_Directive_:
Give the material once more, word for word, without any images.

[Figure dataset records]
☆ ☆ ☆ ☆ ☆ ☆ ☆
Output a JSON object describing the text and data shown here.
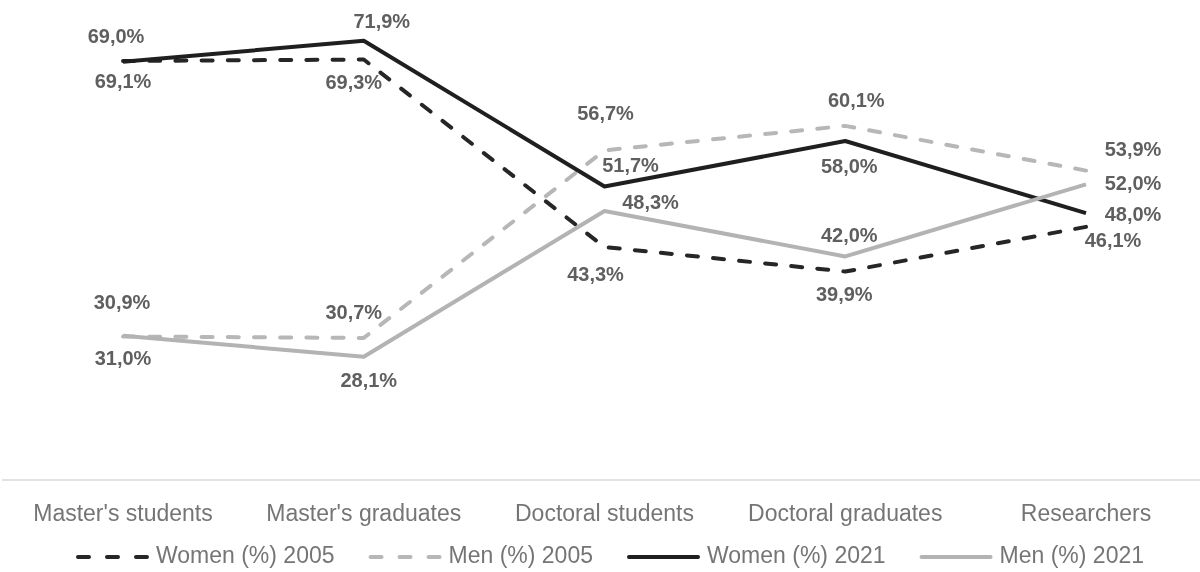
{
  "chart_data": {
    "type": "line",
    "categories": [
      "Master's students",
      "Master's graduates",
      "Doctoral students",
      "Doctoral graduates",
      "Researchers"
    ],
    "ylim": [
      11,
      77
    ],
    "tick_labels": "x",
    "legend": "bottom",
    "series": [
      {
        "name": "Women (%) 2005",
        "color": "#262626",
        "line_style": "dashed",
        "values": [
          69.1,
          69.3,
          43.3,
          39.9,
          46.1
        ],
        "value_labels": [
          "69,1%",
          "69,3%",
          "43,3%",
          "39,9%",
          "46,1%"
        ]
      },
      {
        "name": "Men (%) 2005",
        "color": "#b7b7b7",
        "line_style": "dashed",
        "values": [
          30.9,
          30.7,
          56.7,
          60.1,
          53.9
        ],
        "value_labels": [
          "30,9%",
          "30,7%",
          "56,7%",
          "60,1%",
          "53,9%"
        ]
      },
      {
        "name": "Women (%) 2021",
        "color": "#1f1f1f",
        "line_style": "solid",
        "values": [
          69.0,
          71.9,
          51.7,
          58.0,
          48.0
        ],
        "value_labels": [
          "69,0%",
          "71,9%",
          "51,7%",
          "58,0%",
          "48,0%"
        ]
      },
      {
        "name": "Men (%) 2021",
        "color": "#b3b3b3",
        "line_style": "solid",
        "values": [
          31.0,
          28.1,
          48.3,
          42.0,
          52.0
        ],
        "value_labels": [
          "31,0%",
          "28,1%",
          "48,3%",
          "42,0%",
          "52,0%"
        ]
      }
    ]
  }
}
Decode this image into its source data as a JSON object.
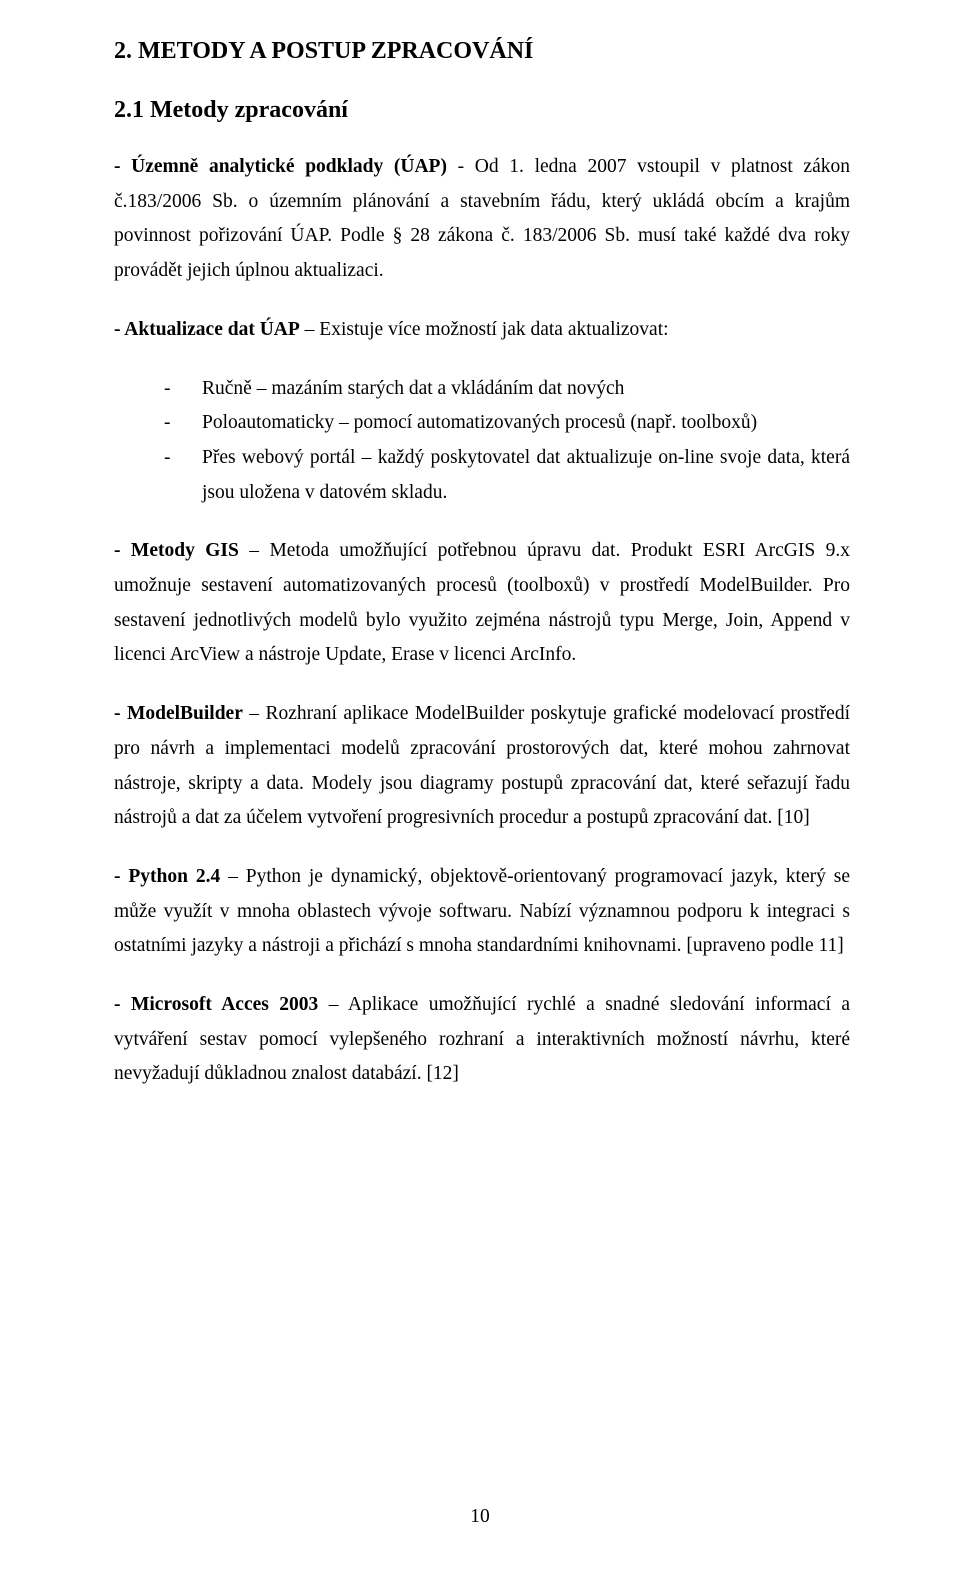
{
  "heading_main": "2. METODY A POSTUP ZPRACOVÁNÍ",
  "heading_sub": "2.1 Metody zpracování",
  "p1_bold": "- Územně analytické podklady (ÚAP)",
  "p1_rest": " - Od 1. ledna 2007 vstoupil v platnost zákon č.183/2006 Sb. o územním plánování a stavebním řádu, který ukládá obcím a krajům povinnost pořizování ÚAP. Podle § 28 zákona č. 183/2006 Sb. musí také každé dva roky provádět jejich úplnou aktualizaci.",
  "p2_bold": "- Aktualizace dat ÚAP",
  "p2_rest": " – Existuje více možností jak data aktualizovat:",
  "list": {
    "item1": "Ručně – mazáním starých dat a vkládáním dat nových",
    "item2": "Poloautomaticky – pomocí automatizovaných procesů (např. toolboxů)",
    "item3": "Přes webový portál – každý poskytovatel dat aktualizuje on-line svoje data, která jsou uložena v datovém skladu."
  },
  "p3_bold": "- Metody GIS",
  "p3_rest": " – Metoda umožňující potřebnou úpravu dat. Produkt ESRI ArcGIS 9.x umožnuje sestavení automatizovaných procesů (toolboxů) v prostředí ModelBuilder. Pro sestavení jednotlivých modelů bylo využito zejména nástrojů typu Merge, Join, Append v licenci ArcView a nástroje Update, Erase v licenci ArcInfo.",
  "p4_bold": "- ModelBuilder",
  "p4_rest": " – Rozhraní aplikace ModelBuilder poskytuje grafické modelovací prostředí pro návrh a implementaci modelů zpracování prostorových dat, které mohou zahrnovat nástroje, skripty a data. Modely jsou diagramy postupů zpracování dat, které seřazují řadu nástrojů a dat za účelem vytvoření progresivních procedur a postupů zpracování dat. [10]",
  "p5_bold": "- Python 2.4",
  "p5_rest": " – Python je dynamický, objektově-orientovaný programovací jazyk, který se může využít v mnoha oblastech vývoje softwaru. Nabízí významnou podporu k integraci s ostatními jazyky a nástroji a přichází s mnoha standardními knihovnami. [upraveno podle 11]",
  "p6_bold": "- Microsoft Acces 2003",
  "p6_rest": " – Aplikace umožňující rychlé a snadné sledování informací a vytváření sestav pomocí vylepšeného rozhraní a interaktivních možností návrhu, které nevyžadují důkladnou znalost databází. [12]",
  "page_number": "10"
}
☆ ☆ ☆ ☆ ☆ ☆ ☆
_The output_:
Output a JSON object describing the text and data shown here.
{
  "chart_data": {
    "type": "line",
    "categories": [
      "Master's students",
      "Master's graduates",
      "Doctoral students",
      "Doctoral graduates",
      "Researchers"
    ],
    "ylim": [
      11,
      77
    ],
    "tick_labels": "x",
    "legend": "bottom",
    "series": [
      {
        "name": "Women (%) 2005",
        "color": "#262626",
        "line_style": "dashed",
        "values": [
          69.1,
          69.3,
          43.3,
          39.9,
          46.1
        ],
        "value_labels": [
          "69,1%",
          "69,3%",
          "43,3%",
          "39,9%",
          "46,1%"
        ]
      },
      {
        "name": "Men (%) 2005",
        "color": "#b7b7b7",
        "line_style": "dashed",
        "values": [
          30.9,
          30.7,
          56.7,
          60.1,
          53.9
        ],
        "value_labels": [
          "30,9%",
          "30,7%",
          "56,7%",
          "60,1%",
          "53,9%"
        ]
      },
      {
        "name": "Women (%) 2021",
        "color": "#1f1f1f",
        "line_style": "solid",
        "values": [
          69.0,
          71.9,
          51.7,
          58.0,
          48.0
        ],
        "value_labels": [
          "69,0%",
          "71,9%",
          "51,7%",
          "58,0%",
          "48,0%"
        ]
      },
      {
        "name": "Men (%) 2021",
        "color": "#b3b3b3",
        "line_style": "solid",
        "values": [
          31.0,
          28.1,
          48.3,
          42.0,
          52.0
        ],
        "value_labels": [
          "31,0%",
          "28,1%",
          "48,3%",
          "42,0%",
          "52,0%"
        ]
      }
    ]
  }
}
Decode this image into its source data as a JSON object.
{
  "heading_main": "2. METODY A POSTUP ZPRACOVÁNÍ",
  "heading_sub": "2.1 Metody zpracování",
  "p1_bold": "- Územně analytické podklady (ÚAP)",
  "p1_rest": " - Od 1. ledna 2007 vstoupil v platnost zákon č.183/2006 Sb. o územním plánování a stavebním řádu, který ukládá obcím a krajům povinnost pořizování ÚAP. Podle § 28 zákona č. 183/2006 Sb. musí také každé dva roky provádět jejich úplnou aktualizaci.",
  "p2_bold": "- Aktualizace dat ÚAP",
  "p2_rest": " – Existuje více možností jak data aktualizovat:",
  "list": {
    "item1": "Ručně – mazáním starých dat a vkládáním dat nových",
    "item2": "Poloautomaticky – pomocí automatizovaných procesů (např. toolboxů)",
    "item3": "Přes webový portál – každý poskytovatel dat aktualizuje on-line svoje data, která jsou uložena v datovém skladu."
  },
  "p3_bold": "- Metody GIS",
  "p3_rest": " – Metoda umožňující potřebnou úpravu dat. Produkt ESRI ArcGIS 9.x umožnuje sestavení automatizovaných procesů (toolboxů) v prostředí ModelBuilder. Pro sestavení jednotlivých modelů bylo využito zejména nástrojů typu Merge, Join, Append v licenci ArcView a nástroje Update, Erase v licenci ArcInfo.",
  "p4_bold": "- ModelBuilder",
  "p4_rest": " – Rozhraní aplikace ModelBuilder poskytuje grafické modelovací prostředí pro návrh a implementaci modelů zpracování prostorových dat, které mohou zahrnovat nástroje, skripty a data. Modely jsou diagramy postupů zpracování dat, které seřazují řadu nástrojů a dat za účelem vytvoření progresivních procedur a postupů zpracování dat. [10]",
  "p5_bold": "- Python 2.4",
  "p5_rest": " – Python je dynamický, objektově-orientovaný programovací jazyk, který se může využít v mnoha oblastech vývoje softwaru. Nabízí významnou podporu k integraci s ostatními jazyky a nástroji a přichází s mnoha standardními knihovnami. [upraveno podle 11]",
  "p6_bold": "- Microsoft Acces 2003",
  "p6_rest": " – Aplikace umožňující rychlé a snadné sledování informací a vytváření sestav pomocí vylepšeného rozhraní a interaktivních možností návrhu, které nevyžadují důkladnou znalost databází. [12]",
  "page_number": "10"
}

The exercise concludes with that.